### Goal
Each line that holds the word "REQUEST" should be returned.

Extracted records

================================

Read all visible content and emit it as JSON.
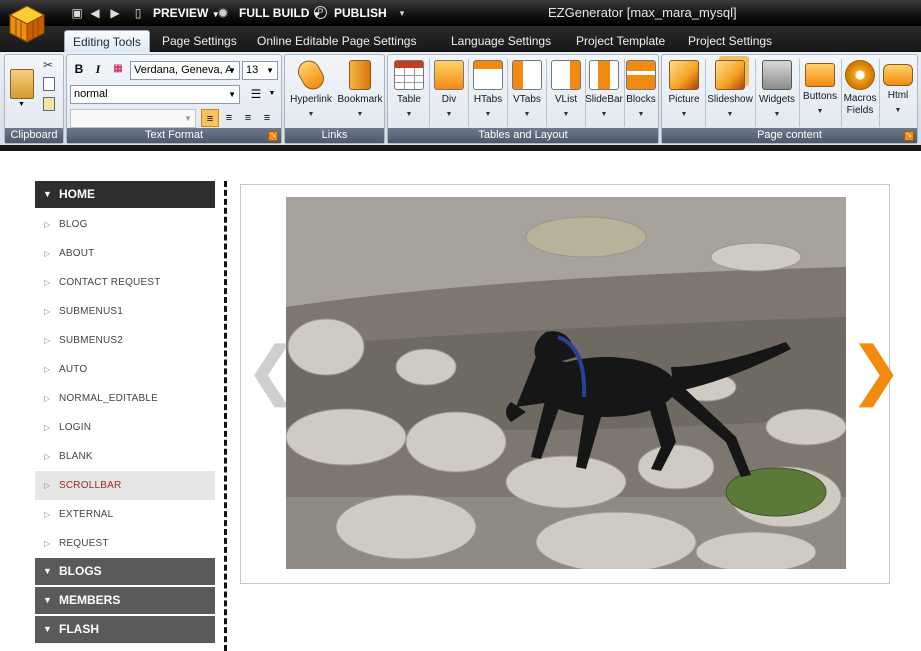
{
  "app": {
    "title": "EZGenerator  [max_mara_mysql]"
  },
  "quick_toolbar": {
    "preview_label": "PREVIEW",
    "full_build_label": "FULL BUILD",
    "publish_label": "PUBLISH"
  },
  "tabs": [
    {
      "label": "Editing Tools",
      "active": true
    },
    {
      "label": "Page Settings"
    },
    {
      "label": "Online Editable Page Settings"
    },
    {
      "label": "Language Settings"
    },
    {
      "label": "Project Template"
    },
    {
      "label": "Project Settings"
    }
  ],
  "ribbon": {
    "groups": {
      "clipboard": "Clipboard",
      "text_format": "Text Format",
      "links": "Links",
      "tables_layout": "Tables and Layout",
      "page_content": "Page content"
    },
    "text_format": {
      "bold": "B",
      "italic": "I",
      "font_family": "Verdana, Geneva, A",
      "font_size": "13",
      "paragraph_style": "normal"
    },
    "links": [
      {
        "label": "Hyperlink",
        "icon": "hyperlink-icon"
      },
      {
        "label": "Bookmark",
        "icon": "bookmark-icon"
      }
    ],
    "tables": [
      {
        "label": "Table",
        "icon": "table-icon"
      },
      {
        "label": "Div",
        "icon": "div-icon"
      },
      {
        "label": "HTabs",
        "icon": "htabs-icon"
      },
      {
        "label": "VTabs",
        "icon": "vtabs-icon"
      },
      {
        "label": "VList",
        "icon": "vlist-icon"
      },
      {
        "label": "SlideBar",
        "icon": "slidebar-icon"
      },
      {
        "label": "Blocks",
        "icon": "blocks-icon"
      }
    ],
    "page_content": [
      {
        "label": "Picture",
        "icon": "picture-icon"
      },
      {
        "label": "Slideshow",
        "icon": "slideshow-icon"
      },
      {
        "label": "Widgets",
        "icon": "widgets-icon"
      },
      {
        "label": "Buttons",
        "icon": "buttons-icon"
      },
      {
        "label": "Macros\nFields",
        "l1": "Macros",
        "l2": "Fields",
        "icon": "macros-icon"
      },
      {
        "label": "Html",
        "icon": "html-icon"
      }
    ]
  },
  "sidebar": {
    "items": [
      {
        "label": "HOME",
        "type": "main"
      },
      {
        "label": "BLOG",
        "type": "sub"
      },
      {
        "label": "ABOUT",
        "type": "sub"
      },
      {
        "label": "CONTACT REQUEST",
        "type": "sub"
      },
      {
        "label": "SUBMENUS1",
        "type": "sub"
      },
      {
        "label": "SUBMENUS2",
        "type": "sub"
      },
      {
        "label": "AUTO",
        "type": "sub"
      },
      {
        "label": "NORMAL_EDITABLE",
        "type": "sub"
      },
      {
        "label": "LOGIN",
        "type": "sub"
      },
      {
        "label": "BLANK",
        "type": "sub"
      },
      {
        "label": "SCROLLBAR",
        "type": "sub",
        "highlighted": true
      },
      {
        "label": "EXTERNAL",
        "type": "sub"
      },
      {
        "label": "REQUEST",
        "type": "sub"
      },
      {
        "label": "BLOGS",
        "type": "main"
      },
      {
        "label": "MEMBERS",
        "type": "main"
      },
      {
        "label": "FLASH",
        "type": "main"
      }
    ]
  },
  "slider": {
    "prev_glyph": "❮",
    "next_glyph": "❯",
    "image_alt": "black dog walking on river rocks"
  },
  "colors": {
    "accent": "#f28a10",
    "menu_dark": "#2e2e2e",
    "menu_main": "#5a5a5a",
    "highlight_text": "#9b2d1f"
  }
}
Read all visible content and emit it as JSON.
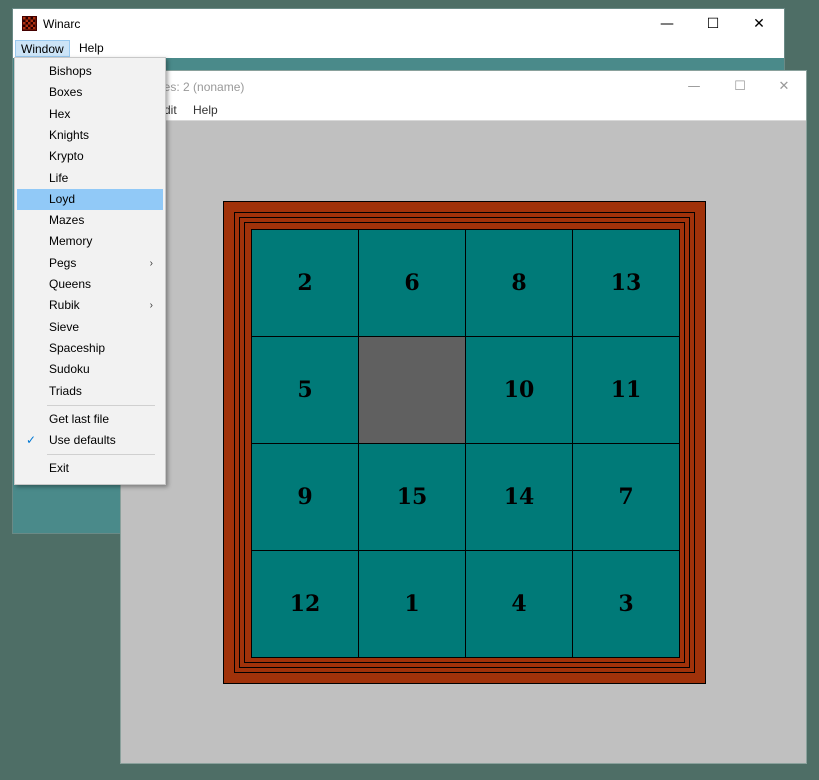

================================

### Solution for this exercise
        "label": "CONTACT REQUEST",
        "label": "REQUEST",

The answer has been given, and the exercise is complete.